-- What to work on --
1) According to the BIOLEAK protocol excerpt, how many ultrasound exams will each study participant undergo in the first year of participation?
2) Copy out the stretch of the BIOLEAK protocol excerpt from "All study participants" through "the participating center.".

-- Document extract --
▶

5. What is the role of the serum levels of the MMP - 9 as a predictor of aneurysm sac enlargement? We hypothesized that the serum levels of the MMP - 9 in the early postoperative time (up to one month) could correlate with sac enlargement in patient with no visible endoleak .

4. Study design 4.1. Patient enrollment and data collection The BIOLEAK study is designed to become multicentre study. The minimum requirement for participation of a center in this study is to perform EVAR procedures, and to have laboratory capable of the serum levels of the MMP - 9 analyses. Center agreeing to collaborate should follow up patients with MSCT and ultrasound for minimally four times in the first year and then at least once yearly thereafter. In the same time with these follow up exams serum levels of the MMP - 9 should be measured. The preferable method of the measurement is given below; however, every center is encouraged to participate in the trial by using its own available method with previous notification and confirmation by the leading center.

All study participants will undergo 5 ultrasound and 5 MSCT exams in the first year of participation. Both MSCT and ultrasound should be performed before procedure, before discharge after the procedure, one, six and twelve months after the procedure. All preoperative anatomical and postoperative control images and ultrasound assessment should be performed by the most experienced stuff of the collaborating center. Ultrasound assessment should be made by Color duplex technique, widely used. MSCT image assessment should be made using the post processing techniques and center line analysis. Control MSCT exams should be made according to the protocol of the participating center.

◀

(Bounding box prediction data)
▶

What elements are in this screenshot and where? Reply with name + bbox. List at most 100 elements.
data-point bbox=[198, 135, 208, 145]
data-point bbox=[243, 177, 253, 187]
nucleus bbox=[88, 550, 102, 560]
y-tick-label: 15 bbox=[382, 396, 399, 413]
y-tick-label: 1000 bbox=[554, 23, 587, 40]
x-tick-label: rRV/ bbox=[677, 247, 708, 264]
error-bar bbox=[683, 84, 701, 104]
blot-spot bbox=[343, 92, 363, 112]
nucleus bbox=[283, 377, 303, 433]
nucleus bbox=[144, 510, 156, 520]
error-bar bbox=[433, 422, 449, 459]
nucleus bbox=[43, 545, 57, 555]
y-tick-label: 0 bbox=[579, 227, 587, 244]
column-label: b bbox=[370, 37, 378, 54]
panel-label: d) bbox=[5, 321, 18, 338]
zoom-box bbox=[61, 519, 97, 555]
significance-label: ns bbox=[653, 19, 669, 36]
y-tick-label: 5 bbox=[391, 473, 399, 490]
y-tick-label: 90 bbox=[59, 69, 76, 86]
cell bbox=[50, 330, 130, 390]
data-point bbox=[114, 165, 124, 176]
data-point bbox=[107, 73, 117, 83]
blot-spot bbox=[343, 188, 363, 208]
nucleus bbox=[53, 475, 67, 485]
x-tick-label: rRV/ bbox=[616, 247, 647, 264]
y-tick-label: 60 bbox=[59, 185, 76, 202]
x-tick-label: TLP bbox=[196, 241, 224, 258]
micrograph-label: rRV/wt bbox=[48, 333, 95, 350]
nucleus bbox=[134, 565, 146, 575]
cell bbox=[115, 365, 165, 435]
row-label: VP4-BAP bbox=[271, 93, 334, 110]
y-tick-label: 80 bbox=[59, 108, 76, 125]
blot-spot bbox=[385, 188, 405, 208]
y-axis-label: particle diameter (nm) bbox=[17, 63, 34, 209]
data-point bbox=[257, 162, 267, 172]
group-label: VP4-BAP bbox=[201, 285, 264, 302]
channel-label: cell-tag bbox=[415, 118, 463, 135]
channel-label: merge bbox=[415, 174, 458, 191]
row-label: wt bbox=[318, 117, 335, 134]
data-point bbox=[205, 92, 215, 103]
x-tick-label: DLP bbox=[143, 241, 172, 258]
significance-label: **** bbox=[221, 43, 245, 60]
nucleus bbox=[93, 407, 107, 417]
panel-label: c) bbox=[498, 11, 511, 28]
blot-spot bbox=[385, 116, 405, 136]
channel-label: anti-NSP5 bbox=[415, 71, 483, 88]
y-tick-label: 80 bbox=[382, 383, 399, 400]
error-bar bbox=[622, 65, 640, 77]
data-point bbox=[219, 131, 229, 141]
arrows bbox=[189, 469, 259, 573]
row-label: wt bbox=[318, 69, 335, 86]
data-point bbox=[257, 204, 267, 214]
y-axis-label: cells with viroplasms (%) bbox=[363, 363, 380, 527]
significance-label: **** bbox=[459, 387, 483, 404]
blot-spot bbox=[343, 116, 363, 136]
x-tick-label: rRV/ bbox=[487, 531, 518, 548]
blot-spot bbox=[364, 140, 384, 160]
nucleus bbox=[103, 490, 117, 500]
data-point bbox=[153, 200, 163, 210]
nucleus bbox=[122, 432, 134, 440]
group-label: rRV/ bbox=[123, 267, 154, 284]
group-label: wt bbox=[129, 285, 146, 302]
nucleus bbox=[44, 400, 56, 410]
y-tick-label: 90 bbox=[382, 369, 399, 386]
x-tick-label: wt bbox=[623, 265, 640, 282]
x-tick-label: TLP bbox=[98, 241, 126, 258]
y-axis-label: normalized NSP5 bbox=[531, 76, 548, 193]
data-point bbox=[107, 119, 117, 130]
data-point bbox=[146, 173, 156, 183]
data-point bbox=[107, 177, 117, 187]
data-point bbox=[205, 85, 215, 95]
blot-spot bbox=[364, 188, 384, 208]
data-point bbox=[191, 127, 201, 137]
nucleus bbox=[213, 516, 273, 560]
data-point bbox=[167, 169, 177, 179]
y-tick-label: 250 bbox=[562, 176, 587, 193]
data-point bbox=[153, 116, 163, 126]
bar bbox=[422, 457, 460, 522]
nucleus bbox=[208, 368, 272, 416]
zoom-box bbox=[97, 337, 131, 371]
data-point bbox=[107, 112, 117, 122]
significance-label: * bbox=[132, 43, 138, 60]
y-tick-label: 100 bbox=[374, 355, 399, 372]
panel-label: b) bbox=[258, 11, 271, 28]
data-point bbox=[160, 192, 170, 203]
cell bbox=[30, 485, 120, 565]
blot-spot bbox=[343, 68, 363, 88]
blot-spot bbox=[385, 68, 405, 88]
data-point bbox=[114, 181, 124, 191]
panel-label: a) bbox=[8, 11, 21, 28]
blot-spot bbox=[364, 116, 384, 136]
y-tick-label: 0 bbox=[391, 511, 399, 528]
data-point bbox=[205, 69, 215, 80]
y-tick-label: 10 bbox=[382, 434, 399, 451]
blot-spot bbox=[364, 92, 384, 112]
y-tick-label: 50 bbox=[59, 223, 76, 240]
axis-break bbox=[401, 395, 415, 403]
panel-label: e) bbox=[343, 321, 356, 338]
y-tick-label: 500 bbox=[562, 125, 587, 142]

◀

-- Solutions to the exercise --
1) Five ultrasound exams.

2)
All study participants will undergo 5 ultrasound and 5 MSCT exams in the first year of participation. Both MSCT and ultrasound should be performed before procedure, before discharge after the procedure, one, six and twelve months after the procedure. All preoperative anatomical and postoperative control images and ultrasound assessment should be performed by the most experienced stuff of the collaborating center. Ultrasound assessment should be made by Color duplex technique, widely used. MSCT image assessment should be made using the post processing techniques and center line analysis. Control MSCT exams should be made according to the protocol of the participating center.